◆ **Goal**
In the material below, list every line carrying the string "structured".

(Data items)
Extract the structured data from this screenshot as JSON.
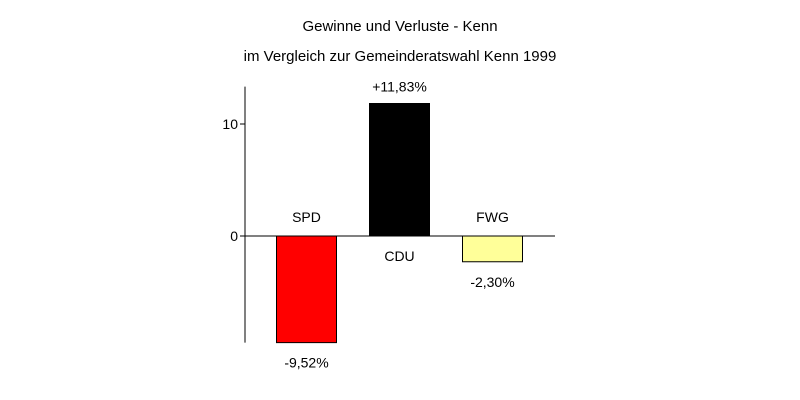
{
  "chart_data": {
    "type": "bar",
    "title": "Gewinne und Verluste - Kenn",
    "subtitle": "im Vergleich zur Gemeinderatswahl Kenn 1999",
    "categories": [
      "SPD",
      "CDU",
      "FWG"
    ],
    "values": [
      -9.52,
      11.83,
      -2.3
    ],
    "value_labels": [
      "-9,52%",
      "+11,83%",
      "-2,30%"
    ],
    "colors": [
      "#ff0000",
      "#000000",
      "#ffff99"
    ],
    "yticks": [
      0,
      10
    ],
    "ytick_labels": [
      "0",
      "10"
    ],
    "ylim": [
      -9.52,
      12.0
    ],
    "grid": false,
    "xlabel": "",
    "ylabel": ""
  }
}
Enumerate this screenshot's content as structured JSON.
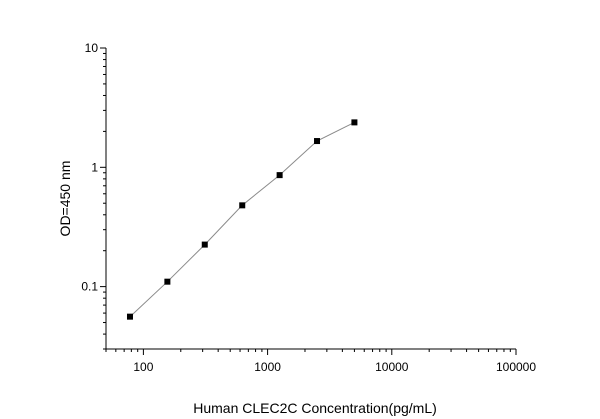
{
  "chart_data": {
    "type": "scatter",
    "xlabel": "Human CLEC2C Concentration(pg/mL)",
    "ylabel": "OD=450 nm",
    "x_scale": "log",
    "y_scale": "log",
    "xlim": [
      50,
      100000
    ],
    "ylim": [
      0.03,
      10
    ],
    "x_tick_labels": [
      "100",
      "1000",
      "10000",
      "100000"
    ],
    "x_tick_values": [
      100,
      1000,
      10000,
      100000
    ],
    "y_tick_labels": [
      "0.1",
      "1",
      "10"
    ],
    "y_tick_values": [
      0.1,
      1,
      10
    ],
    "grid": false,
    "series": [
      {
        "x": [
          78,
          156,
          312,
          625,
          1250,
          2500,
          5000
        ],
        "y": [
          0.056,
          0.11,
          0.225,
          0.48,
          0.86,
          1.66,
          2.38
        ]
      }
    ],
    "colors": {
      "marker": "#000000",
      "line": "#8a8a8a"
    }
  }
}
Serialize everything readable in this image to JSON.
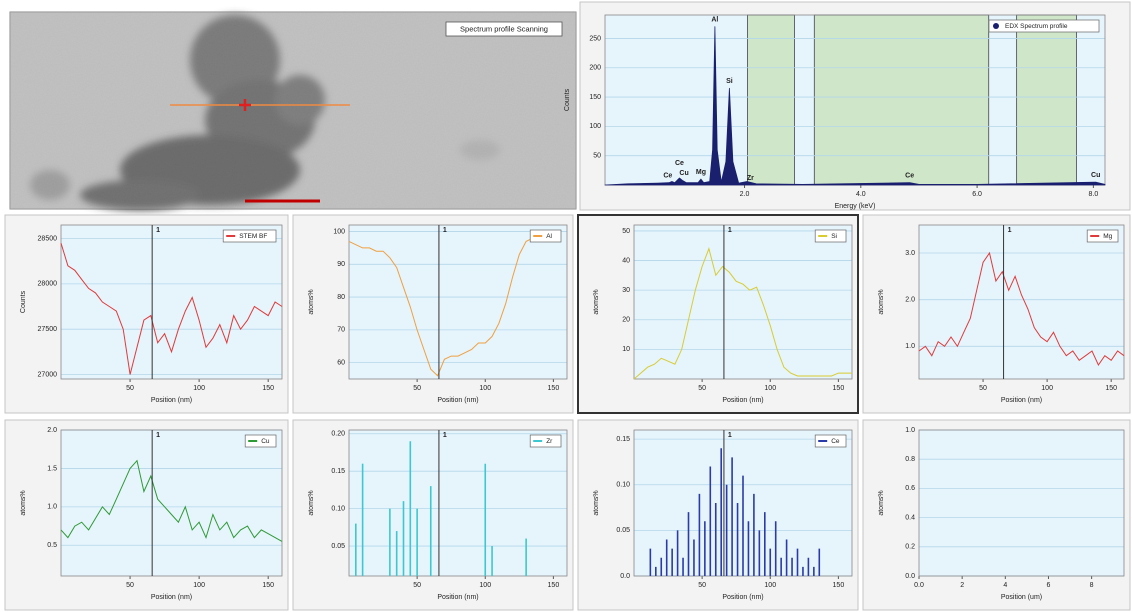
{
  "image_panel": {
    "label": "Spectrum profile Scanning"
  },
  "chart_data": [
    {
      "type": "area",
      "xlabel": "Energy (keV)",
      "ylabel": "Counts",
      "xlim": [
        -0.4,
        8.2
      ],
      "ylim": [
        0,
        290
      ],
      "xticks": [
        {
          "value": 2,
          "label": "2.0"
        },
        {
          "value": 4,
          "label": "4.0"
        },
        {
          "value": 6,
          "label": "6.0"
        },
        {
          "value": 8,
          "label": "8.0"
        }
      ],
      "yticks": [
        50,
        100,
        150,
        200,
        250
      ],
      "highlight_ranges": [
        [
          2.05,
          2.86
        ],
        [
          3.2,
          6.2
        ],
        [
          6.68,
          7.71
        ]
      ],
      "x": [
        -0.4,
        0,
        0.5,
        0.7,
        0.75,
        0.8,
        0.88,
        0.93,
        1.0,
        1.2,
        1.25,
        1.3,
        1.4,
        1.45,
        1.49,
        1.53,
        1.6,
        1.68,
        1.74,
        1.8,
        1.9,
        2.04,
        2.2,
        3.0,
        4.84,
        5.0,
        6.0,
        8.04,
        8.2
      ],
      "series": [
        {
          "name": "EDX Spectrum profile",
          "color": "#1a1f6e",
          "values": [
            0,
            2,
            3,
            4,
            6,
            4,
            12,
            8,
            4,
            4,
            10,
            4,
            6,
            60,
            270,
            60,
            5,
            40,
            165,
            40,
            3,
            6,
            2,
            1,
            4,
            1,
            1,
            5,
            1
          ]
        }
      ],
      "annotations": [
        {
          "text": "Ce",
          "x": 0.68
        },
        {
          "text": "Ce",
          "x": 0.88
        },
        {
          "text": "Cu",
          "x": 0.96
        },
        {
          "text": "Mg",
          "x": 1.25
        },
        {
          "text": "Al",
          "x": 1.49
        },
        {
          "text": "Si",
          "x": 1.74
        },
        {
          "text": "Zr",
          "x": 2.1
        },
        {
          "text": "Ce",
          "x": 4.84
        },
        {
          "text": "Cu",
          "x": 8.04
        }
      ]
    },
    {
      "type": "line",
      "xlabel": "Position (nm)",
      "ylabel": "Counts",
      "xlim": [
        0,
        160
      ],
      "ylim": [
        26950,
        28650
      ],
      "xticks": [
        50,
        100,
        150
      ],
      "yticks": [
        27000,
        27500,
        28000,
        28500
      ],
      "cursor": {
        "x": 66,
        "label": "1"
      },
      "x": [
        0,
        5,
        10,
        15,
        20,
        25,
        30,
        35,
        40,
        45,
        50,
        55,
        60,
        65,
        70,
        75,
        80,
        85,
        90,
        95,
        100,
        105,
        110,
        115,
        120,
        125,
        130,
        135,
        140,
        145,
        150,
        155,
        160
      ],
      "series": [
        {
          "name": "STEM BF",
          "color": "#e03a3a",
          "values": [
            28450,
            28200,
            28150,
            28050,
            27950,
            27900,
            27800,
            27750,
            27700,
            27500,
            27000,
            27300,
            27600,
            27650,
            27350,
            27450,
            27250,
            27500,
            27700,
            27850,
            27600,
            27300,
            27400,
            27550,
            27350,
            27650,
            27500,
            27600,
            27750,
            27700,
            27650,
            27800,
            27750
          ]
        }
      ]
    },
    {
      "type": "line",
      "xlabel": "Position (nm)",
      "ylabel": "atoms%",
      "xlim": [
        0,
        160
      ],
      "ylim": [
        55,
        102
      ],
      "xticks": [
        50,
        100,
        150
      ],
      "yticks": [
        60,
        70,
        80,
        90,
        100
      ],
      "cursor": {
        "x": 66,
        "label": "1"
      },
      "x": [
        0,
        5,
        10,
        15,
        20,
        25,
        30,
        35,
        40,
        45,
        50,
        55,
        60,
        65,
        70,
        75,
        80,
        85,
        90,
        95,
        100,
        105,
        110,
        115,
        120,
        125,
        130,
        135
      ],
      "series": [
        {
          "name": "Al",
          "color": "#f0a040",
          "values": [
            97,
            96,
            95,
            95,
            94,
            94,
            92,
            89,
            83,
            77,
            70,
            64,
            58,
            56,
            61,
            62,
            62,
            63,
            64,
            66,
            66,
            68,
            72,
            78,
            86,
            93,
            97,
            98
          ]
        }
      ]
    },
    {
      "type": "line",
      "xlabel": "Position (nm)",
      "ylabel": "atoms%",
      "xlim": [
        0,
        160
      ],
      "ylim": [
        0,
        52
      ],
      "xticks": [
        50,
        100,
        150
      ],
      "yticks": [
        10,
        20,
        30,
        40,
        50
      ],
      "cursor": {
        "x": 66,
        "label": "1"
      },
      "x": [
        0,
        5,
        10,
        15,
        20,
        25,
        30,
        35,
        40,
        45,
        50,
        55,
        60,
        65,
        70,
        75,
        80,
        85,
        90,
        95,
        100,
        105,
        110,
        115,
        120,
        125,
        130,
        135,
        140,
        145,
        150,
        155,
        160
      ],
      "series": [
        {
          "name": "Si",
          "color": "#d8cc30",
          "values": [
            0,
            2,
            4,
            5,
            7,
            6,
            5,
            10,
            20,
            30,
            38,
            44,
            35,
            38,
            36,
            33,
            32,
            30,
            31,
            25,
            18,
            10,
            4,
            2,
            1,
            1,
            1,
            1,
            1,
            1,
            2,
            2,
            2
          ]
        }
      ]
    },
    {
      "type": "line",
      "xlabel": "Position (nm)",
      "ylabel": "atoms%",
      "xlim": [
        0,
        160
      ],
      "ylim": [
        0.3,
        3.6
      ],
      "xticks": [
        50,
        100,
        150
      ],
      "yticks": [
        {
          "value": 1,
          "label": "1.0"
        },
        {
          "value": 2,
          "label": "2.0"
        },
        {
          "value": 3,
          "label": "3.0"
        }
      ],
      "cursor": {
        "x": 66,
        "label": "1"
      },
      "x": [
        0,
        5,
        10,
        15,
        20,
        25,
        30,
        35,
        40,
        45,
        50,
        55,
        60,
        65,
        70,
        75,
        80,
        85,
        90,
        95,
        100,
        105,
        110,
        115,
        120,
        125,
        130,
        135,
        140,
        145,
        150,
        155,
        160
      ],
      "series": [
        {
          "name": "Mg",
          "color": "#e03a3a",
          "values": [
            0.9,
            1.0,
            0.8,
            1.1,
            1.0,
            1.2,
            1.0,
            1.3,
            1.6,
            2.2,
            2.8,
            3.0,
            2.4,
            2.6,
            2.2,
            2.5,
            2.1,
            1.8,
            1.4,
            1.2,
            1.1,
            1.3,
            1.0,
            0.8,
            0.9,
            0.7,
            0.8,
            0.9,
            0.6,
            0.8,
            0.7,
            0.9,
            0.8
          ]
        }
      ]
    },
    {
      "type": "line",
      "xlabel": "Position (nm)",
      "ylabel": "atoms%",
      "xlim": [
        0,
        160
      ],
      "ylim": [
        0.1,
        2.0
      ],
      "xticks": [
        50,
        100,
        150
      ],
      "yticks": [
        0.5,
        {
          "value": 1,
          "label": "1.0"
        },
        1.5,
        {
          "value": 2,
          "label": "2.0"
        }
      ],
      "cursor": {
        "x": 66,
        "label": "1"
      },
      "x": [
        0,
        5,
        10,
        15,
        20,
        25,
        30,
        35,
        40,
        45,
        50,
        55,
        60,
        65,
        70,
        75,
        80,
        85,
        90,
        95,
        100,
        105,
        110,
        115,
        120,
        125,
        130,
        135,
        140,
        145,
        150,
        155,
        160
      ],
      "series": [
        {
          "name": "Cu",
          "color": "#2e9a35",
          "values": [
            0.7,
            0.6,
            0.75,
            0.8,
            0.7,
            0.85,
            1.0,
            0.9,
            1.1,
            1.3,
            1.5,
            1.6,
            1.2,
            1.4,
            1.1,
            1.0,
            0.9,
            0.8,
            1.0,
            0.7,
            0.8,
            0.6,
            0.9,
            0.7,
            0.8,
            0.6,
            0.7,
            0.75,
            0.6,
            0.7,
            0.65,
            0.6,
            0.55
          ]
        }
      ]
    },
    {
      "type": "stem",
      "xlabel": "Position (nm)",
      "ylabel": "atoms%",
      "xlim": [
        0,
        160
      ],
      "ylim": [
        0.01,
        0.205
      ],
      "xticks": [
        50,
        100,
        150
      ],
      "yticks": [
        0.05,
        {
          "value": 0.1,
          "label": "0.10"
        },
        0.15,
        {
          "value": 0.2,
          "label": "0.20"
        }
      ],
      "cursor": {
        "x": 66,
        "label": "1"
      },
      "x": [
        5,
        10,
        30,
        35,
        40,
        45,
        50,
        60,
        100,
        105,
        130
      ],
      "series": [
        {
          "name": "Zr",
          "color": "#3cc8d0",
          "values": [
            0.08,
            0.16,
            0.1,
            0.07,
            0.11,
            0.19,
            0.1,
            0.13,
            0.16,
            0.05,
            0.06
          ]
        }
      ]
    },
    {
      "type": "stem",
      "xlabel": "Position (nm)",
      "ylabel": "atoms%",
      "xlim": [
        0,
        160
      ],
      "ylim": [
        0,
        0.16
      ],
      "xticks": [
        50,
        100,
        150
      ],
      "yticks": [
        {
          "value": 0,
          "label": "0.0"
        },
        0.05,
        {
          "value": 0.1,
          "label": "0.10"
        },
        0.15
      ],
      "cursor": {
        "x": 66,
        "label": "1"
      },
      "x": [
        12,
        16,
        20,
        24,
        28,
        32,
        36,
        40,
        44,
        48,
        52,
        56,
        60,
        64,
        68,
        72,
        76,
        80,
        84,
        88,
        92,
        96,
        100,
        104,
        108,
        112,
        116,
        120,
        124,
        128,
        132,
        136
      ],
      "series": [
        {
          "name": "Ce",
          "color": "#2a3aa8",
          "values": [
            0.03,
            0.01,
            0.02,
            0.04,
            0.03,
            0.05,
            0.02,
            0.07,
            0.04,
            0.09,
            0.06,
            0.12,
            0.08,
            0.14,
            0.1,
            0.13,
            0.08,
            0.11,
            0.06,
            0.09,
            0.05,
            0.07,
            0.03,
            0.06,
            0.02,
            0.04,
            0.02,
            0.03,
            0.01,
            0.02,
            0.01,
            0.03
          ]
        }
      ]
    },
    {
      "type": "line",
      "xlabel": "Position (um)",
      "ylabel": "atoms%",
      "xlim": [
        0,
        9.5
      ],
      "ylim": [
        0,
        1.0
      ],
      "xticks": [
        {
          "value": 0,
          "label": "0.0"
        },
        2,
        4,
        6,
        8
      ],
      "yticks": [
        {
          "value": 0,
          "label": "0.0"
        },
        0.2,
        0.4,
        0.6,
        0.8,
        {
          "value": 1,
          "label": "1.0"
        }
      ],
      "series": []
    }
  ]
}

◆ **Output**
Extract the structured data from this screenshot as JSON.
Enumerate this screenshot's content as structured JSON.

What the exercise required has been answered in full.